[SUPPLIED DATA]:
>>>>

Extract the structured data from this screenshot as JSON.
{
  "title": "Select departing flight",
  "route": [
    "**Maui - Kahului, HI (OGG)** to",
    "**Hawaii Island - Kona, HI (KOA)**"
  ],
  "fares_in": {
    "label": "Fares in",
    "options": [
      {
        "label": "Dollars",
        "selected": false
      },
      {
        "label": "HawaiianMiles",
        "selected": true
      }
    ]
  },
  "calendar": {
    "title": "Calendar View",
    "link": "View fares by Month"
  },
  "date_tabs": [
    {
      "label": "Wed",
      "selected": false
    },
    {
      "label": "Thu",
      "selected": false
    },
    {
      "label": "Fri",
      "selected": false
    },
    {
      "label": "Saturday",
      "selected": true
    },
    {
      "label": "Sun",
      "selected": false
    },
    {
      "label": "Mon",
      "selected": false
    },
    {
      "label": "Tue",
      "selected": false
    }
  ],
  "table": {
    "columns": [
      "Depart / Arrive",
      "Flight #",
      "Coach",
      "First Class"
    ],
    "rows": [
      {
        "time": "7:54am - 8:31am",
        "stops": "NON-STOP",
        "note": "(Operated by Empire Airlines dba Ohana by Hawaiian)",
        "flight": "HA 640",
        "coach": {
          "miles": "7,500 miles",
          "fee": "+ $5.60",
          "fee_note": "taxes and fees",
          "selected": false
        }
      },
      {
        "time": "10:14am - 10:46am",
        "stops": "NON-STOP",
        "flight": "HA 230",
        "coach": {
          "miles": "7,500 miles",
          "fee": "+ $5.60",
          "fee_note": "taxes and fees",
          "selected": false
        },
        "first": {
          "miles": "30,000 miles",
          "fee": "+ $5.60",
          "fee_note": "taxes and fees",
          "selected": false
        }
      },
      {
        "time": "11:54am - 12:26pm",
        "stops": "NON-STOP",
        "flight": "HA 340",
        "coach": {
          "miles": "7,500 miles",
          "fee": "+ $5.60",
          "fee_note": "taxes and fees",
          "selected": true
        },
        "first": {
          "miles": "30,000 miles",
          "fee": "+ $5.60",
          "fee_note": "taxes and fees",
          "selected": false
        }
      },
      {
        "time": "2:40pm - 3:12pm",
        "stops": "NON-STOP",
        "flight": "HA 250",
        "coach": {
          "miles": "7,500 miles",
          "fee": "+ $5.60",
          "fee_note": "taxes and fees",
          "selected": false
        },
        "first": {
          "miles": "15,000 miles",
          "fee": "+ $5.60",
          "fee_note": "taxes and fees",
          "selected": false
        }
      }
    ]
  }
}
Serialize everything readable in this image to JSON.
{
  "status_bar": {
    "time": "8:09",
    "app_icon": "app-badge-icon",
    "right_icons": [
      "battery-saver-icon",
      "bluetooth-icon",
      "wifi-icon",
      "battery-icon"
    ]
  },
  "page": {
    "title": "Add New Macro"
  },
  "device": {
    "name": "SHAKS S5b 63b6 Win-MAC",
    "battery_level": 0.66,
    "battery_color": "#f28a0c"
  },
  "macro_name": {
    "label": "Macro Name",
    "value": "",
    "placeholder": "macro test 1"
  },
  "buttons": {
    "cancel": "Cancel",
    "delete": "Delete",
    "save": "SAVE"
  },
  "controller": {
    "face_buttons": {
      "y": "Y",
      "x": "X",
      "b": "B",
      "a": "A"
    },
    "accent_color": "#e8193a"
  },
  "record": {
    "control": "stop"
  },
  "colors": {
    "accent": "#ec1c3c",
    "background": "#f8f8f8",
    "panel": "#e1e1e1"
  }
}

<<<<

[AIM OF THE EXERCISE]: Looking at the entries above, how many lines contain the word "label"? Answer with the number alone.

[CORRECT RESPONSE]: 11